Identify all lines of the data containing the string "Beams" and copy them.
>> START
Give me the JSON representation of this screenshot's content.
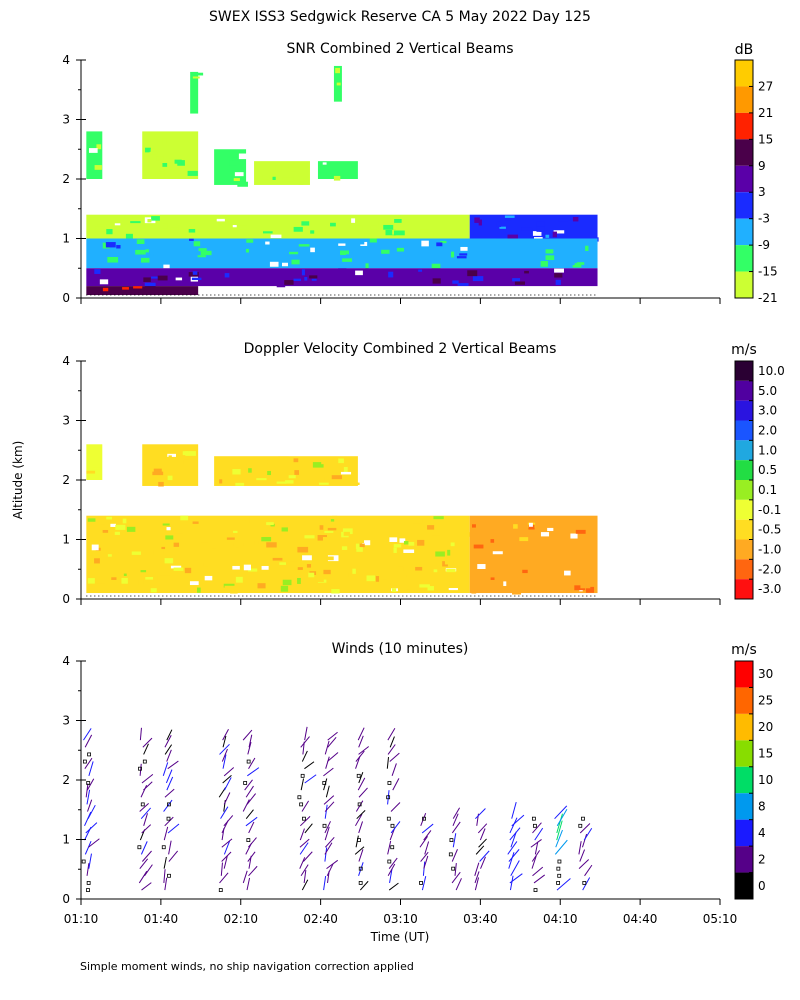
{
  "figure": {
    "title": "SWEX ISS3 Sedgwick Reserve CA   5 May 2022 Day 125",
    "y_label": "Altitude (km)",
    "x_label": "Time (UT)",
    "footnote": "Simple moment winds, no ship navigation correction applied"
  },
  "chart_data": [
    {
      "type": "heatmap",
      "title": "SNR Combined 2 Vertical Beams",
      "x_ticks": [
        "01:10",
        "01:40",
        "02:10",
        "02:40",
        "03:10",
        "03:40",
        "04:10",
        "04:40",
        "05:10"
      ],
      "x_range_hours": [
        1.1667,
        5.1667
      ],
      "ylim": [
        0,
        4
      ],
      "y_ticks": [
        "0",
        "1",
        "2",
        "3",
        "4"
      ],
      "colorbar": {
        "unit": "dB",
        "labels": [
          "27",
          "21",
          "15",
          "9",
          "3",
          "-3",
          "-9",
          "-15",
          "-21"
        ],
        "colors": [
          "#ffcc00",
          "#ff9900",
          "#ff2200",
          "#4a004a",
          "#5a00a8",
          "#1a2bff",
          "#20b0ff",
          "#33ff66",
          "#ccff33"
        ]
      },
      "regions": [
        {
          "t": [
            1.2,
            1.3
          ],
          "z": [
            2.0,
            2.8
          ],
          "value": -15
        },
        {
          "t": [
            1.55,
            1.9
          ],
          "z": [
            2.0,
            2.8
          ],
          "value": -18
        },
        {
          "t": [
            1.85,
            1.9
          ],
          "z": [
            3.1,
            3.8
          ],
          "value": -15
        },
        {
          "t": [
            2.0,
            2.2
          ],
          "z": [
            1.9,
            2.5
          ],
          "value": -15
        },
        {
          "t": [
            2.25,
            2.6
          ],
          "z": [
            1.9,
            2.3
          ],
          "value": -18
        },
        {
          "t": [
            2.65,
            2.9
          ],
          "z": [
            2.0,
            2.3
          ],
          "value": -15
        },
        {
          "t": [
            2.75,
            2.8
          ],
          "z": [
            3.3,
            3.9
          ],
          "value": -15
        },
        {
          "t": [
            1.2,
            3.6
          ],
          "z": [
            1.0,
            1.4
          ],
          "value": -18
        },
        {
          "t": [
            3.6,
            4.4
          ],
          "z": [
            0.9,
            1.4
          ],
          "value": 0
        },
        {
          "t": [
            1.2,
            4.4
          ],
          "z": [
            0.5,
            1.0
          ],
          "value": -8
        },
        {
          "t": [
            1.2,
            4.4
          ],
          "z": [
            0.2,
            0.5
          ],
          "value": 5
        },
        {
          "t": [
            1.2,
            1.9
          ],
          "z": [
            0.05,
            0.2
          ],
          "value": 12
        }
      ]
    },
    {
      "type": "heatmap",
      "title": "Doppler Velocity Combined 2 Vertical Beams",
      "x_ticks": [
        "01:10",
        "01:40",
        "02:10",
        "02:40",
        "03:10",
        "03:40",
        "04:10",
        "04:40",
        "05:10"
      ],
      "ylim": [
        0,
        4
      ],
      "y_ticks": [
        "0",
        "1",
        "2",
        "3",
        "4"
      ],
      "colorbar": {
        "unit": "m/s",
        "labels": [
          "10.0",
          "5.0",
          "3.0",
          "2.0",
          "1.0",
          "0.5",
          "0.1",
          "-0.1",
          "-0.5",
          "-1.0",
          "-2.0",
          "-3.0"
        ],
        "colors": [
          "#2a0033",
          "#5000a0",
          "#2a14e0",
          "#1a55ff",
          "#20a8e0",
          "#22dd44",
          "#99ee22",
          "#eeff33",
          "#ffdd22",
          "#ffaa22",
          "#ff6610",
          "#ff1010"
        ]
      },
      "regions": [
        {
          "t": [
            1.2,
            1.3
          ],
          "z": [
            2.0,
            2.6
          ],
          "value": 0.0
        },
        {
          "t": [
            1.55,
            1.9
          ],
          "z": [
            1.9,
            2.6
          ],
          "value": -0.4
        },
        {
          "t": [
            2.0,
            2.9
          ],
          "z": [
            1.9,
            2.4
          ],
          "value": -0.3
        },
        {
          "t": [
            1.2,
            3.6
          ],
          "z": [
            0.1,
            1.4
          ],
          "value": -0.2
        },
        {
          "t": [
            3.6,
            4.4
          ],
          "z": [
            0.1,
            1.4
          ],
          "value": -0.8
        }
      ]
    },
    {
      "type": "barbs",
      "title": "Winds (10 minutes)",
      "x_ticks": [
        "01:10",
        "01:40",
        "02:10",
        "02:40",
        "03:10",
        "03:40",
        "04:10",
        "04:40",
        "05:10"
      ],
      "ylim": [
        0,
        4
      ],
      "y_ticks": [
        "0",
        "1",
        "2",
        "3",
        "4"
      ],
      "colorbar": {
        "unit": "m/s",
        "labels": [
          "30",
          "25",
          "20",
          "15",
          "10",
          "8",
          "4",
          "2",
          "0"
        ],
        "colors": [
          "#ff0000",
          "#ff6600",
          "#ffbb00",
          "#88dd00",
          "#00dd66",
          "#0099ee",
          "#1a1aff",
          "#550088",
          "#000000"
        ]
      },
      "profile_times_hours": [
        1.2,
        1.55,
        1.7,
        2.05,
        2.2,
        2.55,
        2.7,
        2.9,
        3.1,
        3.3,
        3.5,
        3.65,
        3.85,
        4.0,
        4.15,
        4.3
      ],
      "typical_speed_ms": [
        4,
        3,
        3,
        3,
        3,
        3,
        3,
        3,
        3,
        3,
        3,
        3,
        6,
        4,
        9,
        4
      ]
    }
  ]
}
>> END
*Exercise solution:*
      "title": "SNR Combined 2 Vertical Beams",
      "title": "Doppler Velocity Combined 2 Vertical Beams",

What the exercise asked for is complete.